Exercises>
A. In the piece on the Milan judgment, who asked the Superior Council of Magistrates to "punish guilty judges"?
B. Write a continuation of the piece on the Milan judgment and the Iraqi resistance, picking up right after its final sentence.
-- start Selection --
I believe that this is the first time that there has been such a judgment in the West. This judgment I believe behoves all of us on the left to think hard about the resistance in Iraq. We must recognise that the there is an inalienable right to resist a foreign occupation recognised in international law. One must distinguish between legitimate armed resistance that targets occupation forces and their puppet armed forces in Iraq from the indiscriminate car bombs and killing of civilians carried out by some groups that are clearly terrorist groups. The fact that there are these terrorist acts should not blind us to the fact that those fighting in Fallujah, Najaf, Nassiriyah against occupying forces are genuine resistance fighters and they need all the moral and material assistance that they can get.

 

Coming back to the judgement and subsequent developments on the one hand it showed that the independence of the judiciary still exists in Italy in spite of three years of attacks on it by the Berlusconi government. On the other hand the Italian right used the Milan judgement to attack precisely this independence that it cannot tolerate.  Here are some of the reactions from government ministers and right wing politicians. “Anger and incredibility” from Gianfranco Fini, ex-fascist and present Foreign Minister and according to him the magistrate did not distinguish between “victims and perpetrators”. The Northern League Minister Calderoli said that his stomach revolted and he invited the magistrate to watch videos of the decapitations. He said that “the sentence has legitimised terrorism by passing it off as guerrilla war” and further “it is evident that something is not right, or the laws are wrong or the judges are wrong”. The Minister of Communications, Maurizio Gasparri, also an ex-fascist, requested the Superior Council of Magistrates, the constitutional body governing the judiciary, to “punish guilty judges”. For another member of the Northern League, the vice-president of their parliamentary group, Federico Bricolo one could only comment on the Milan judgement with a vulgarity. He further said, “The Islamic terrorists in Italy will surely nominate this judge as their protector”.
-- end Selection --
-- start Stored rows --
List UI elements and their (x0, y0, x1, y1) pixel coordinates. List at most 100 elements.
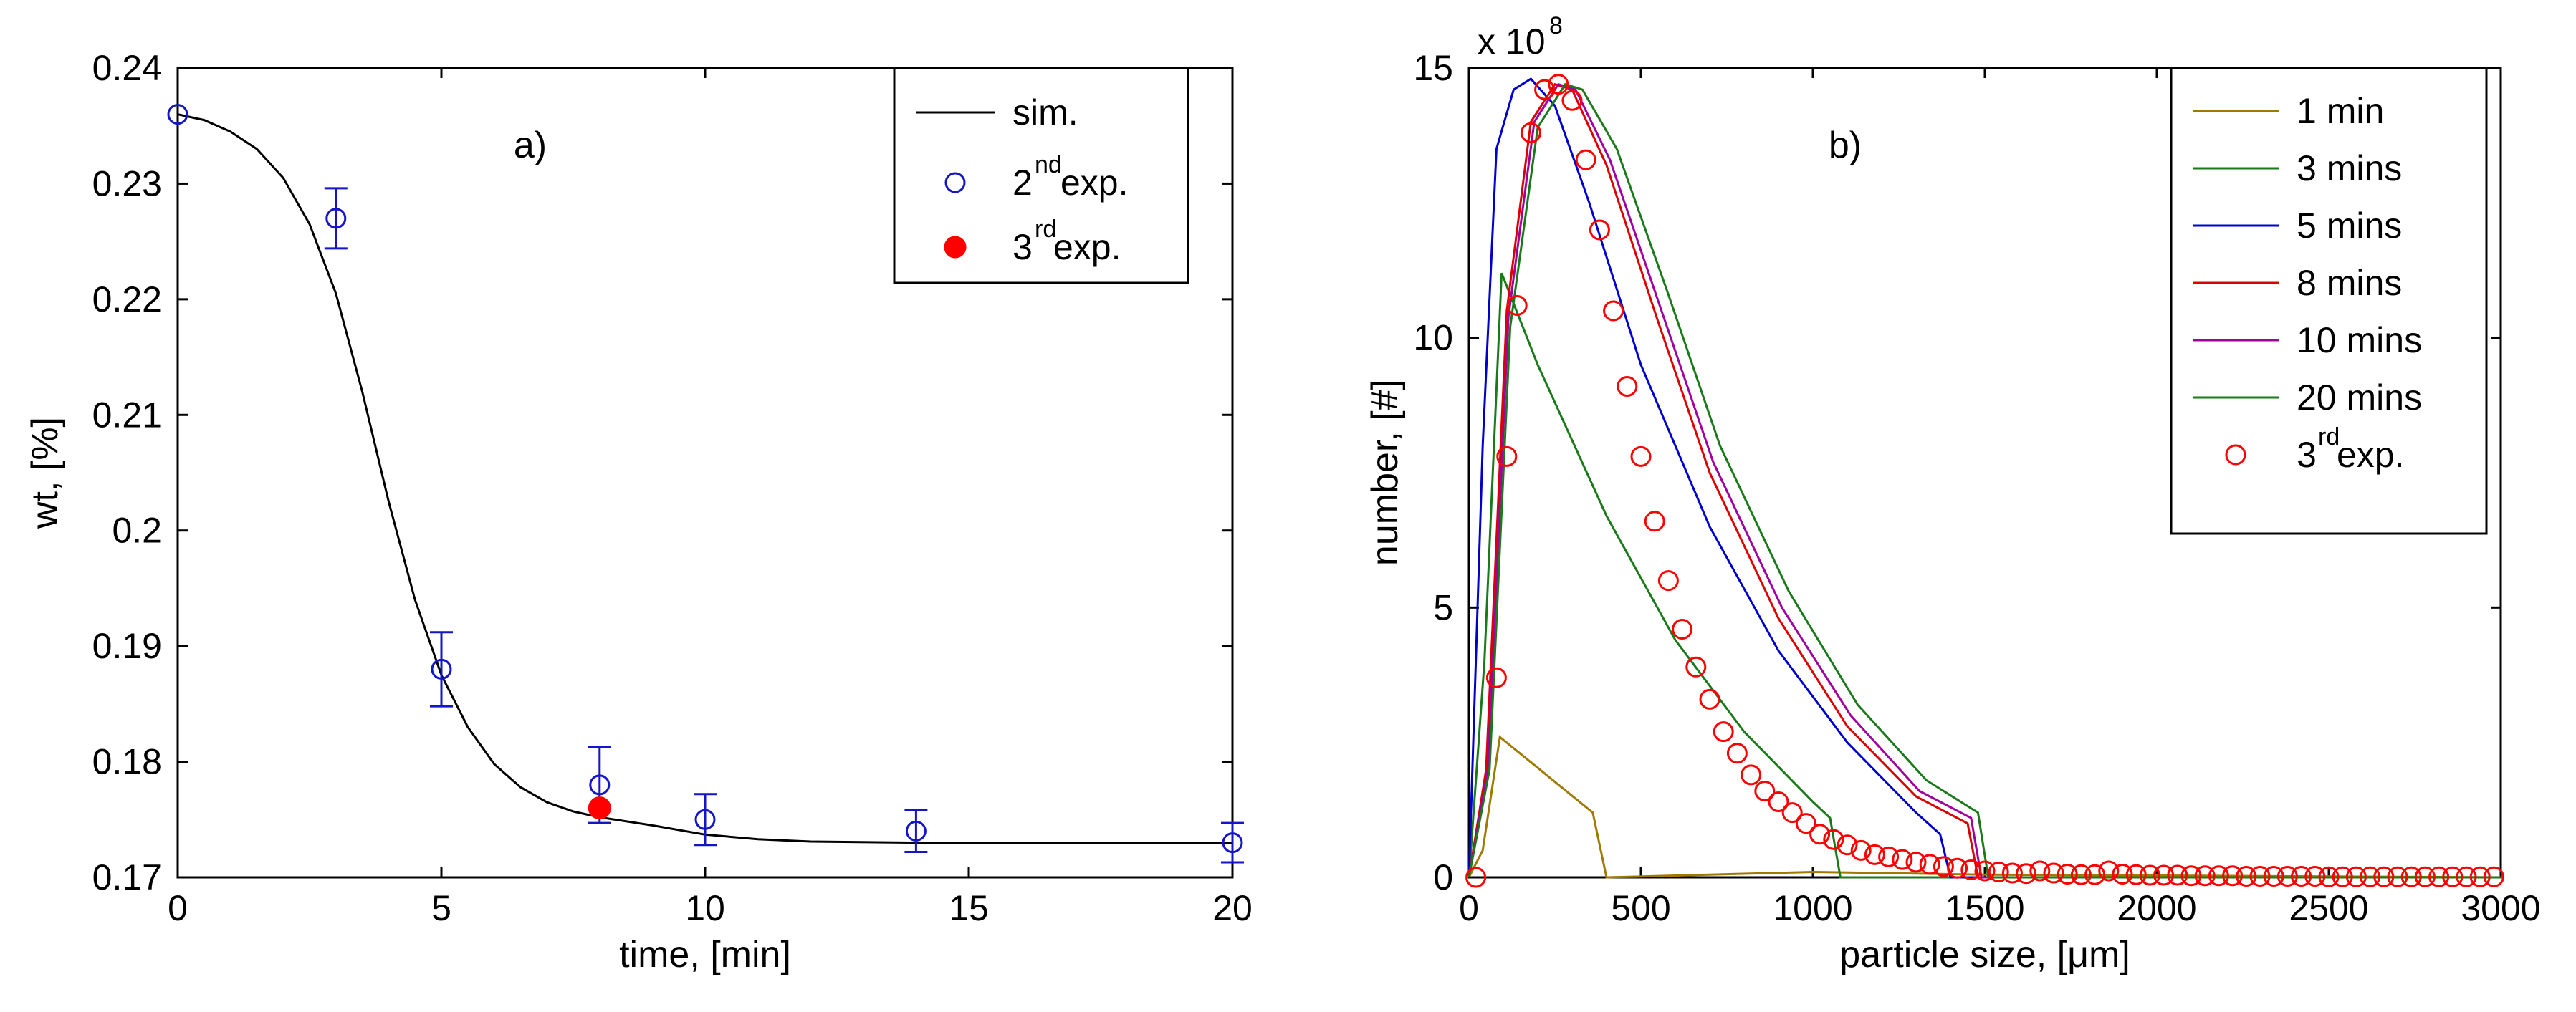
legend-label-8-mins: 8 mins (2297, 263, 2402, 303)
data-point-3rd-exp-b (1465, 867, 1487, 888)
x-tick-label-a: 15 (949, 888, 989, 928)
data-point-3rd-exp-b (1485, 667, 1507, 688)
data-point-3rd-exp-b (2222, 865, 2244, 887)
data-point-3rd-exp-b (2318, 866, 2340, 887)
data-point-3rd-exp-b (2291, 865, 2312, 887)
x-axis-label-b-part: m] (2089, 934, 2130, 975)
chart-panel-b: 0 500 1000 1500 2000 2500 3000 0 5 10 15 x 10 8 parti… (1364, 12, 2541, 975)
legend-label-10-mins: 10 mins (2297, 320, 2422, 360)
y-axis-label-a: wt, [%] (24, 417, 66, 529)
data-point-3rd-exp-b (1726, 743, 1748, 764)
data-point-3rd-exp-b (2483, 866, 2504, 887)
data-point-3rd-exp-b (1754, 780, 1776, 801)
legend-a (893, 67, 1189, 284)
x-tick-label-a: 0 (168, 888, 188, 928)
data-point-3rd-exp-b (2428, 866, 2450, 887)
data-point-3rd-exp-b (2016, 863, 2037, 885)
data-point-3rd-exp-b (2414, 866, 2436, 887)
data-point-3rd-exp-b (2167, 864, 2188, 886)
legend-suffix-3rd-exp-b: exp. (2337, 435, 2405, 475)
y-tick-label-a: 0.19 (92, 626, 162, 666)
data-point-3rd-exp-b (1506, 294, 1528, 316)
data-point-3rd-exp-b (1630, 445, 1652, 467)
x-tick-label-a: 5 (431, 888, 451, 928)
data-point-3rd-exp-b (2029, 860, 2051, 882)
legend-b (2170, 67, 2488, 535)
y-tick-label-b: 5 (1433, 587, 1453, 627)
data-point-3rd-exp-b (2153, 864, 2175, 886)
y-tick-label-a: 0.17 (92, 857, 162, 897)
data-point-3rd-exp-b (1657, 570, 1679, 592)
data-point-3rd-exp-b (1672, 618, 1693, 640)
series-line-10-mins (1467, 82, 2501, 879)
legend-suffix-3rd-exp: exp. (1053, 227, 1121, 267)
data-point-3rd-exp-b (1741, 764, 1762, 786)
series-line-8-mins (1467, 82, 2501, 879)
data-point-3rd-exp-b (1837, 834, 1858, 856)
data-point-3rd-exp-b (2057, 863, 2078, 885)
data-point-3rd-exp-b (2276, 865, 2298, 887)
legend-sup-3rd-exp-b: rd (2318, 423, 2340, 450)
data-point-3rd-exp-b (2373, 866, 2395, 887)
data-point-3rd-exp-b (1933, 856, 1954, 877)
data-point-3rd-exp-b (1520, 122, 1541, 143)
data-point-2nd-exp (325, 208, 347, 229)
data-point-3rd-exp-b (2125, 864, 2147, 885)
x-tick-label-a: 10 (685, 888, 725, 928)
data-point-3rd-exp-b (1850, 839, 1872, 861)
data-point-3rd-exp-b (2442, 866, 2464, 887)
legend-label-3-mins: 3 mins (2297, 148, 2402, 188)
data-point-3rd-exp-b (2263, 865, 2284, 887)
exponent-power-b: 8 (1549, 12, 1563, 39)
data-point-3rd-exp-b (1496, 445, 1518, 467)
data-point-3rd-exp-b (2112, 863, 2133, 885)
x-tick-label-b: 500 (1611, 888, 1670, 928)
legend-label-3rd-exp-b: 3 (2297, 435, 2317, 475)
series-sim-line (177, 113, 1232, 844)
x-axis-label-b-part: particle size, [ (1839, 934, 2067, 975)
data-point-3rd-exp (588, 796, 611, 820)
data-point-3rd-exp-b (1809, 824, 1831, 845)
y-tick-label-b: 10 (1413, 318, 1453, 358)
legend-label-20-mins: 20 mins (2297, 377, 2422, 418)
data-point-3rd-exp-b (1603, 300, 1624, 322)
y-tick-label-a: 0.21 (92, 395, 162, 435)
data-point-3rd-exp-b (1713, 721, 1734, 743)
data-point-3rd-exp-b (2249, 865, 2271, 887)
data-point-3rd-exp-b (1919, 854, 1940, 875)
data-point-3rd-exp-b (1617, 375, 1638, 397)
series-line-5-mins (1467, 77, 2501, 879)
data-point-2nd-exp (589, 774, 611, 796)
x-tick-label-b: 0 (1459, 888, 1479, 928)
exponent-label-b: x 10 (1478, 21, 1546, 62)
data-point-3rd-exp-b (2332, 866, 2353, 887)
data-point-3rd-exp-b (2043, 862, 2064, 884)
x-tick-label-a: 20 (1212, 888, 1253, 928)
data-point-3rd-exp-b (1960, 859, 1982, 880)
data-point-3rd-exp-b (2194, 865, 2216, 887)
data-point-2nd-exp (1222, 832, 1243, 854)
y-tick-label-a: 0.2 (112, 511, 162, 551)
series-line-20-mins (1467, 82, 2501, 879)
data-point-3rd-exp-b (1974, 860, 1996, 882)
y-tick-label-b: 0 (1433, 857, 1453, 897)
data-point-3rd-exp-b (1589, 219, 1610, 241)
legend-label-2nd-exp: 2 (1012, 163, 1033, 203)
data-point-3rd-exp-b (1644, 511, 1665, 532)
y-tick-label-a: 0.24 (92, 48, 162, 88)
data-point-2nd-exp (694, 809, 716, 830)
data-point-3rd-exp-b (2345, 866, 2367, 887)
data-point-3rd-exp-b (1575, 149, 1596, 170)
panel-label-a: a) (514, 125, 547, 166)
legend-label-3rd-exp: 3 (1012, 227, 1033, 267)
y-tick-label-a: 0.23 (92, 163, 162, 203)
legend-swatch-2nd-exp (944, 172, 966, 193)
series-line-1-min (1467, 735, 2501, 879)
data-point-3rd-exp-b (2180, 865, 2202, 887)
data-point-3rd-exp-b (1823, 829, 1844, 850)
data-point-3rd-exp-b (2387, 866, 2408, 887)
data-point-3rd-exp-b (2304, 865, 2326, 887)
x-tick-label-b: 1500 (1945, 888, 2024, 928)
data-point-3rd-exp-b (1878, 846, 1900, 867)
data-point-3rd-exp-b (2456, 866, 2477, 887)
-- end Stored rows --
Responses>
A. Maurizio Gasparri, the Minister of Communications.

B.
 

But the worst and the most telling reaction was that of the Minister of Justice, Roberto Castelli. also of the Northern League. He announced that he was setting up an inquiry. He said “I have instructed my inspectors to evaluate whether there was ignorance or whether there had been grave distortion of facts” He went on to say that in the last year there had been too many sentences which had upset public opinion. His most damaging statement was “According to me it is a question of a cultural character: when there are too many sentences which upset public opinion this means that many magistrates are distancing themselves from the common sentiments of the people”.

 

This is a very grave statement from a Minister of Justice of a European democracy. He above all should know that judges are not supposed to follow public opinion that can be misguided by propaganda in the press and usually does not know the details of the case. Obviously this statement of the Minister influenced the subsequent developments of the story.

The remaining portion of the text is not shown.